> Text segment
- - - - - - -
A common sequence of received JSON strings could look alike (simplified):
```text
00070{"flow_event_id":1,"flow_event_name":"new","packet_id":1,"flow_id":1}
00101{"flow_id":1,"flow_packet_id":1,"packet_event_id":2,"packet_event_name":"packet-flow","packet_id":1}
00075{"flow_event_id":5,"flow_event_name":"detected","packet_id":4,"flow_id":1}
00093{"flow_event_id":2,"flow_event_name":"end","packet_id":258,"flow_id":1,"flow_packet_id":258}
```
# build (CMake)
```shell
mkdir build
cd build
cmake ..
```
or
```shell
mkdir build
cd build
ccmake ..
```
or to build with a staticially linked libnDPI:
```shell
mkdir build
cd build
cmake .. -DSTATIC_LIBNDPI_INSTALLDIR=[path/to/your/libnDPI/installdir]
```
If you're using the latter one, make sure that you've configured libnDPI with `./configure --prefix=[path/to/your/libnDPI/installdir]`
and do not forget to set the all necessary CMake variables to link against shared libraries used by your nDPI build.
e.g.:
```shell
mkdir build
cd build
cmake .. -DSTATIC_LIBNDPI_INSTALLDIR=[path/to/your/libnDPI/installdir] -DNDPI_WITH_GCRYPT=ON -DNDPI_WITH_PCRE=OFF -DNDPI_WITH_MAXMINDDB=OFF
```
Or if this is all too much for you, let CMake do it for you:
```shell
mkdir build
cd build
cmake .. -DBUILD_NDPI=ON
```
# run
Generate a nDPId compatible JSON dump:
```shell
./nDPId-test [path-to-a-PCAP-file]
```
Daemons:
```shell
./nDPIsrvd -d
sudo ./nDPId -d
```
or for a usage printout:
```shell
./nDPIsrvd -h
./nDPId -h
```
And why not a flow-info example?
```shell
./examples/py-flow-info/flow-info.py
```
or
```shell
./nDPIsrvd-json-dump
```
or anything below `./examples`.
# test
The recommended way to run integration / diff tests:
```shell
mkdir build
cd build
cmake .. -DBUILD_NDPI=ON
make nDPId-test test
```
Alternatively you can run some integration tests manually:
`./test/run_tests.sh [/path/to/libnDPI/root/directory] [/path/to/nDPId-test]`
e.g.:
`./test/run_tests.sh [${HOME}/git/nDPI] [${HOME}/git/nDPId/build/nDPId-test]`
Remember that all test results are tied to a specific libnDPI commit hash
as part of the `git submodule`. Using `test/run_tests.s` for other commit hashes
will most likely result in PCAP diff's.
- - - - - - -
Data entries

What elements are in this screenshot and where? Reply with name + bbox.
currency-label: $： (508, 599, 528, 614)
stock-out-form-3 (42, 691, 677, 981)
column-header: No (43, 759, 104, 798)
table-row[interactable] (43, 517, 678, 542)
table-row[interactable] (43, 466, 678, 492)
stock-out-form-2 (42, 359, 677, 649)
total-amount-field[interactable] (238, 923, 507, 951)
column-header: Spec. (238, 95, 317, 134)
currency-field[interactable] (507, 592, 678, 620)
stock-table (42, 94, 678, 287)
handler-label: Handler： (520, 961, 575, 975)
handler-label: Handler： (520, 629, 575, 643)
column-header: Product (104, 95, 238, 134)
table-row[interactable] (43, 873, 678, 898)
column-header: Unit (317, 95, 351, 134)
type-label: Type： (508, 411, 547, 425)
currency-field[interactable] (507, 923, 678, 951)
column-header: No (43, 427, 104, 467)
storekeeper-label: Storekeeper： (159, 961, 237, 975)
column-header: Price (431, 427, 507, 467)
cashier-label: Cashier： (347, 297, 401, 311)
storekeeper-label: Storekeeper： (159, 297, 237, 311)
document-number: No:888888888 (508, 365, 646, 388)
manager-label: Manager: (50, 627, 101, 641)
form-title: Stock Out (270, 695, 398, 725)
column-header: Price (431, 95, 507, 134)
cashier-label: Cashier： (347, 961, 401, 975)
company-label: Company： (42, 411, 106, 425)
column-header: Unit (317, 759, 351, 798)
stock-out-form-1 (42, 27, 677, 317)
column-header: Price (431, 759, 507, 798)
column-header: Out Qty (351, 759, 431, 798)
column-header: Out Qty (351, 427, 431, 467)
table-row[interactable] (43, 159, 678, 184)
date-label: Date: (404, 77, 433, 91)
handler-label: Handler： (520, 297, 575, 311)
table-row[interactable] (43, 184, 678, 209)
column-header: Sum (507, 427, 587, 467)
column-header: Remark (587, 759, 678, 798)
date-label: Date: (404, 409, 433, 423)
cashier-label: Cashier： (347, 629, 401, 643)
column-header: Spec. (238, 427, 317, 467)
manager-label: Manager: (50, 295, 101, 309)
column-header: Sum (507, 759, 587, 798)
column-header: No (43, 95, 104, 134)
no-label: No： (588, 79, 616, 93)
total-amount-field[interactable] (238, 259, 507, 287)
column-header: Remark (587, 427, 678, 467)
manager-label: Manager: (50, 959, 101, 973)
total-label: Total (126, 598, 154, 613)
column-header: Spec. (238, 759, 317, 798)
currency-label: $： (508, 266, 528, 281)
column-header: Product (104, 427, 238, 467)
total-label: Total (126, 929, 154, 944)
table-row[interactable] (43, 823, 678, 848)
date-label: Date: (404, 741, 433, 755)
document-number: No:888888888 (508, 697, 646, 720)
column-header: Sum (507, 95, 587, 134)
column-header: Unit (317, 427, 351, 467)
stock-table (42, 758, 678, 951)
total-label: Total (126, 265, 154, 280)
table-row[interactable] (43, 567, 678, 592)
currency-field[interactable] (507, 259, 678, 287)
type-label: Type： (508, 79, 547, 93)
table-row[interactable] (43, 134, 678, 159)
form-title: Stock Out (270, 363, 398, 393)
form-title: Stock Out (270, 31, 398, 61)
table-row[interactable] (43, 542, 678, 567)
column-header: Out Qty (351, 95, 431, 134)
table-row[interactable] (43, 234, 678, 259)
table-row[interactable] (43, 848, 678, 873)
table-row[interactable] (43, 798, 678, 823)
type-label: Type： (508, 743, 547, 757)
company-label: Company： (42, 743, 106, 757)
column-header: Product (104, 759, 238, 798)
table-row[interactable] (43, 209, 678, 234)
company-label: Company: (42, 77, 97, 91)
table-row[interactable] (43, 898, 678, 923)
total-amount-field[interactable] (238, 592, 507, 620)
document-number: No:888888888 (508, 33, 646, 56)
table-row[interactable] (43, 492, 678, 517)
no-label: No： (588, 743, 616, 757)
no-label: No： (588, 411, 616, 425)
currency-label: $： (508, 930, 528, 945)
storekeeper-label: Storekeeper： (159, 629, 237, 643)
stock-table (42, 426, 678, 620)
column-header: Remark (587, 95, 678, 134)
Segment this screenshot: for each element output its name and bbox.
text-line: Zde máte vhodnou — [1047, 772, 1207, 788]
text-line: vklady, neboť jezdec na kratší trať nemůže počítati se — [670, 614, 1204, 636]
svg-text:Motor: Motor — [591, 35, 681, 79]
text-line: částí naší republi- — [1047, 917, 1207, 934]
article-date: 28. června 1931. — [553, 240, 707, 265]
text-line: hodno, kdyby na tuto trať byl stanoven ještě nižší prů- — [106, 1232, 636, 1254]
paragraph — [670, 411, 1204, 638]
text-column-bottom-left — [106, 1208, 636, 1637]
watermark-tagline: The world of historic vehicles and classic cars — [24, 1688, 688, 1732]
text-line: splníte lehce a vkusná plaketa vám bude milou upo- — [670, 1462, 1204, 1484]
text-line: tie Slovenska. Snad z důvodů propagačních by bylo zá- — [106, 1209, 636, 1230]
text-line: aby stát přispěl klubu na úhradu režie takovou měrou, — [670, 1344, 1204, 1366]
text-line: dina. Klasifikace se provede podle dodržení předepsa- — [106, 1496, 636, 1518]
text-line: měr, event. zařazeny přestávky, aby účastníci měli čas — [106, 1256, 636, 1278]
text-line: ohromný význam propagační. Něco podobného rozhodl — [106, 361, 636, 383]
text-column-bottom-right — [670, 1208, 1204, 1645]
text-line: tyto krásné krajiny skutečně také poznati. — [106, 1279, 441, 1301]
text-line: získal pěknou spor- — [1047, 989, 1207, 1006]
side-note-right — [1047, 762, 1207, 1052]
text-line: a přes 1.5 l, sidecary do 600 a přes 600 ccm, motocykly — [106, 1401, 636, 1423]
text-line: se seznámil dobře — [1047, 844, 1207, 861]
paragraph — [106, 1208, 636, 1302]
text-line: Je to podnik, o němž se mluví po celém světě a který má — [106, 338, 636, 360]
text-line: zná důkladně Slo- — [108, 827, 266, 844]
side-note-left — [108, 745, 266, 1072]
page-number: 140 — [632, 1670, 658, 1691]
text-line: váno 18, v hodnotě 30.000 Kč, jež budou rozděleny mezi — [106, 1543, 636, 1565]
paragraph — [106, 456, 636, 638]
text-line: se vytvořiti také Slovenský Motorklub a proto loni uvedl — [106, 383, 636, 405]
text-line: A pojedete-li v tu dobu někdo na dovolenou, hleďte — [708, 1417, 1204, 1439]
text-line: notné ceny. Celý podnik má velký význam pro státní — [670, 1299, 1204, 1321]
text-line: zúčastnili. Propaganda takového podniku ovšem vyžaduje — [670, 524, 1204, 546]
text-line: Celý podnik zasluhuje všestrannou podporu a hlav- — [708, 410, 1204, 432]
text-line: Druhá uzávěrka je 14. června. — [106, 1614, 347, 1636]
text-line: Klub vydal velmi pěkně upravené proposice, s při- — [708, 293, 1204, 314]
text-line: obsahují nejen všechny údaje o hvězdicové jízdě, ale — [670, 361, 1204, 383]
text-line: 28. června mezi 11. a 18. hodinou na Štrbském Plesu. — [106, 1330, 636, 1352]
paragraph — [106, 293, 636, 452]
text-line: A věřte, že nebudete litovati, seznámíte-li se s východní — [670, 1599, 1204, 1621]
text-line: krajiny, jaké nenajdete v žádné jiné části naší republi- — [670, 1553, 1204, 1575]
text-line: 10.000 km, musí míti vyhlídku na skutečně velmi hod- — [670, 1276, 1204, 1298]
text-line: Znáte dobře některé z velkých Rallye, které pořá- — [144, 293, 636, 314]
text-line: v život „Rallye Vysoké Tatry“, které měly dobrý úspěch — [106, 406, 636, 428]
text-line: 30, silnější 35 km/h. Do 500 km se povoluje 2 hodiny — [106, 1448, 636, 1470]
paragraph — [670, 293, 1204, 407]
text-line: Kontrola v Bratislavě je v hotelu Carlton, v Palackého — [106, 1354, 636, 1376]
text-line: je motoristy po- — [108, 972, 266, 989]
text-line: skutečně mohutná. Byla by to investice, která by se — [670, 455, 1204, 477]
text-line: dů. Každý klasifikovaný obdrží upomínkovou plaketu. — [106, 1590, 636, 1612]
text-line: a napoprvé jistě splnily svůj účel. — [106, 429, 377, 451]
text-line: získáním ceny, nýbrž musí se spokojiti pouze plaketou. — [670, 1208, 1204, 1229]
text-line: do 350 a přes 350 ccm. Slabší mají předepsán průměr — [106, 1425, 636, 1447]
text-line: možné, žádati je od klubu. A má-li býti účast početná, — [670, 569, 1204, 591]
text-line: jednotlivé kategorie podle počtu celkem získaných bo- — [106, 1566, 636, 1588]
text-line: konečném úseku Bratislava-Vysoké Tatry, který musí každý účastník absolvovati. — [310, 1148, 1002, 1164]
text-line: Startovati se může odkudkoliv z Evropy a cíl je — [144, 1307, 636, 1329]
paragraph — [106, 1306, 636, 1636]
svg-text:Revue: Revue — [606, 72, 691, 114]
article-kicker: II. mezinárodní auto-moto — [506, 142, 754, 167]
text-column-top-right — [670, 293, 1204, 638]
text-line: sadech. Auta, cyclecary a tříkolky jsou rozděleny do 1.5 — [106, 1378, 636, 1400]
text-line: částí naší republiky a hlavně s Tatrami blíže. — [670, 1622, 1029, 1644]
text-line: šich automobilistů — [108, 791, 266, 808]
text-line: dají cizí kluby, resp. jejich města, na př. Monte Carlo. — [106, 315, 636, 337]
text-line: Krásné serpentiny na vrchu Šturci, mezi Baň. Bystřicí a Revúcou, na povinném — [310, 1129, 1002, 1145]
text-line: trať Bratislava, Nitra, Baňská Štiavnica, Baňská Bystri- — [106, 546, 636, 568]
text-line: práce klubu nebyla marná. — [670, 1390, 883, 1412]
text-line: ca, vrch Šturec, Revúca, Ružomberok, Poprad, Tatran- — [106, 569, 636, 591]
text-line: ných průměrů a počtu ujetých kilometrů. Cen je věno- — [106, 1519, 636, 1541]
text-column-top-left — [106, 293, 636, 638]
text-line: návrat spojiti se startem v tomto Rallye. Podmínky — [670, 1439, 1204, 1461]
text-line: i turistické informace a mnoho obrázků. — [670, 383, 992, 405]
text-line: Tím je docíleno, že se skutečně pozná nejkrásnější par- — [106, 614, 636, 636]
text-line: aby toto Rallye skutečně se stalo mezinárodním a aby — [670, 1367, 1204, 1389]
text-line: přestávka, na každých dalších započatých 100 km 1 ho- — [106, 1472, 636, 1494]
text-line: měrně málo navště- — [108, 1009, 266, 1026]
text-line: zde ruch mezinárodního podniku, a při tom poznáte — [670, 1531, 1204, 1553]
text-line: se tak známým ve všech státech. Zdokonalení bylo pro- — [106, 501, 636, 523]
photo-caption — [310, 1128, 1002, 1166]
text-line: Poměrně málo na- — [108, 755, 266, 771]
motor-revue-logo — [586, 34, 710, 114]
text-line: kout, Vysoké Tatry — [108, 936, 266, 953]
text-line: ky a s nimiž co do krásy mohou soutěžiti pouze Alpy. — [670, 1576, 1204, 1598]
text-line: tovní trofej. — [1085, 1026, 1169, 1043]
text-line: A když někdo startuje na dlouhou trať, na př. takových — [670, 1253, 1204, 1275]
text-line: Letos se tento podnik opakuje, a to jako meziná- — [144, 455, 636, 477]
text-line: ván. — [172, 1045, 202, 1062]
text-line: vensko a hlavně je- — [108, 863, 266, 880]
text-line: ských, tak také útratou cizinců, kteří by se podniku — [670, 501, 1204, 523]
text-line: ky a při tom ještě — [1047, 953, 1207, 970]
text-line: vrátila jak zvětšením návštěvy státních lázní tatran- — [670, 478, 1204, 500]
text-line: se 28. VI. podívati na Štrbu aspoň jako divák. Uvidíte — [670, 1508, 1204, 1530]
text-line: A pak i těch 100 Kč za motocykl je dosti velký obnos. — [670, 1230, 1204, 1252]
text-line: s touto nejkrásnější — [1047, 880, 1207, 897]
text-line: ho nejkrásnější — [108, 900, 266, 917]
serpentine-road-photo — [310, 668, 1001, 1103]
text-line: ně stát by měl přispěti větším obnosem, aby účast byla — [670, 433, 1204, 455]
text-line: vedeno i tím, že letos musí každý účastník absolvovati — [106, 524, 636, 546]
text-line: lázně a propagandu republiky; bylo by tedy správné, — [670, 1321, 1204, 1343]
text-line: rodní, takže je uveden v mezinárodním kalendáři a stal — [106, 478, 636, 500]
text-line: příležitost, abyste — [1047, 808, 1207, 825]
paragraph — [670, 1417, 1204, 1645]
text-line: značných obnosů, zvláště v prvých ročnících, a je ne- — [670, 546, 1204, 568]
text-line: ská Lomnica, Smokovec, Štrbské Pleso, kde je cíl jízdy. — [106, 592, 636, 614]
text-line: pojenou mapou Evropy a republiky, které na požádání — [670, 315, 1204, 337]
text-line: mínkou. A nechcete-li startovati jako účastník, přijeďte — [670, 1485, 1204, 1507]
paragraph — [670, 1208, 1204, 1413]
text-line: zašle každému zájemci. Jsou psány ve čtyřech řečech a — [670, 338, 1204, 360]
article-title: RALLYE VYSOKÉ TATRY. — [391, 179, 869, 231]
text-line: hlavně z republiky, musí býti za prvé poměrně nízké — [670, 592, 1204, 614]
- - - - - - -
> Task details
In the nDPId build notes, which CMake option makes CMake take care of building libnDPI itself?

> The completed task
-DBUILD_NDPI=ON